Begin

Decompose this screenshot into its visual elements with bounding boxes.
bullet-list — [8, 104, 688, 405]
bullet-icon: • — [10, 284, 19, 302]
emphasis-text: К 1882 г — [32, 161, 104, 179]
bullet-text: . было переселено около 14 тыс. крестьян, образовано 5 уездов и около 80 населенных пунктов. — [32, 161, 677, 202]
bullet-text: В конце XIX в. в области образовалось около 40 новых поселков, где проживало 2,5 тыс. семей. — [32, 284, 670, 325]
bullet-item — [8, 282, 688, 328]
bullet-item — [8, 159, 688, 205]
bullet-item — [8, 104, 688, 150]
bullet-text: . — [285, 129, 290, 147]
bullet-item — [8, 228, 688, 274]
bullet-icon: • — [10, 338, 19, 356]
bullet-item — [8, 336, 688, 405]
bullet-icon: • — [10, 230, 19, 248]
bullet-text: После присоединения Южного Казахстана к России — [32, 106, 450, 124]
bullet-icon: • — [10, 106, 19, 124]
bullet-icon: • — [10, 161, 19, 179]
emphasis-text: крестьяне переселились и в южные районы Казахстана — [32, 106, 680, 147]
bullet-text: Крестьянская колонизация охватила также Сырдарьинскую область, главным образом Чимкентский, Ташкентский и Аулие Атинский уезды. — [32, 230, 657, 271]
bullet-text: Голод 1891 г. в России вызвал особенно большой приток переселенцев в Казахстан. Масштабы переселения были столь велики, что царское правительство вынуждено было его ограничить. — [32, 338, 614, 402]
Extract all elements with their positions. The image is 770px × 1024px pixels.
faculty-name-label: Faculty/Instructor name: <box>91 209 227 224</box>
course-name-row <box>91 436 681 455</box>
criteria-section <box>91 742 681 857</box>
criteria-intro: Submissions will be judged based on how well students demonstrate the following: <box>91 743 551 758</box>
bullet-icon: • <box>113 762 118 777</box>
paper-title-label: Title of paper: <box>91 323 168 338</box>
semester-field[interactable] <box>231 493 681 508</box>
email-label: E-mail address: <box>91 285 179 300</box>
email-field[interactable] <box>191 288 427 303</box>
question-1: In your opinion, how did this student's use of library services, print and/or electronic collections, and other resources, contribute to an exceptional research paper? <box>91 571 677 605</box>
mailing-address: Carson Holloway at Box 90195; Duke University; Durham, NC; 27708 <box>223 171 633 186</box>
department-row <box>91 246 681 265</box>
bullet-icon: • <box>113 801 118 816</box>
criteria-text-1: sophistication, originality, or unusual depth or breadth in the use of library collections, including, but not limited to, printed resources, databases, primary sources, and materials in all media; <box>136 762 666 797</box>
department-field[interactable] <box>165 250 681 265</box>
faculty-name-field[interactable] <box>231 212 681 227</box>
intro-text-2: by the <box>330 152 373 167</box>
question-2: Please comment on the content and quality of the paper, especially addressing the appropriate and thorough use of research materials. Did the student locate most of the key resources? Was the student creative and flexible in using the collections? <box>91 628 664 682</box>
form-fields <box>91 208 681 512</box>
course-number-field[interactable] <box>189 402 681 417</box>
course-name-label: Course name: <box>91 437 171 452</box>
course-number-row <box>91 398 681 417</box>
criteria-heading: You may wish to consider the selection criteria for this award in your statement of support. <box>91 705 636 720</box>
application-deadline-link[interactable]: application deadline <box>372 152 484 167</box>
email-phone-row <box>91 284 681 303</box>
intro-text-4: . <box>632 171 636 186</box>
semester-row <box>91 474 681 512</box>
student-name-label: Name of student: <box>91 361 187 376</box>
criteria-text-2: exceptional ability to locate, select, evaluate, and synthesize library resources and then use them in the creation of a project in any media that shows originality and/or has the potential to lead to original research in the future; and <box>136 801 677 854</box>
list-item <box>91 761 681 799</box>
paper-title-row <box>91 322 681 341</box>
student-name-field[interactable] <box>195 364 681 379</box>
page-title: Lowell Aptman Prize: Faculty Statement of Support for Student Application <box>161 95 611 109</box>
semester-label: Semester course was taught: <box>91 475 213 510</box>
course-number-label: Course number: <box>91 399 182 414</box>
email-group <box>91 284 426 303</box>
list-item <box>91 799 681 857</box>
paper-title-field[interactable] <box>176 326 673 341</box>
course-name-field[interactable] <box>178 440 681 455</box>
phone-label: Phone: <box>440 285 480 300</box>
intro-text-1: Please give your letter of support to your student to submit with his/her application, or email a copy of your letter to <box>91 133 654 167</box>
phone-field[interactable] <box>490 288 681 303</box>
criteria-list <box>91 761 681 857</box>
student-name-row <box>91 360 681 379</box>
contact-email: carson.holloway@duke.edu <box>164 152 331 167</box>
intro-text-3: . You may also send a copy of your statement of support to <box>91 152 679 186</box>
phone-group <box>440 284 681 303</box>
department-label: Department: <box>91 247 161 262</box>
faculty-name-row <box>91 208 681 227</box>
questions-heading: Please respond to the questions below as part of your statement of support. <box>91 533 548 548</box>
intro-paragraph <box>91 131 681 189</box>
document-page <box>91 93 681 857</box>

End

* _YOUR TASK_:
Starting at the beginning of the records and ending at the line that contains "bullet-text: . было", turn those lines into a numbered list with blank lines left out.

* _FULL SOLUTION_:
1. Decompose this screenshot into its visual elements with bounding boxes.
2. bullet-list — [8, 104, 688, 405]
3. bullet-icon: • — [10, 284, 19, 302]
4. emphasis-text: К 1882 г — [32, 161, 104, 179]
5. bullet-text: . было переселено около 14 тыс. крестьян, образовано 5 уездов и около 80 населенных пунктов. — [32, 161, 677, 202]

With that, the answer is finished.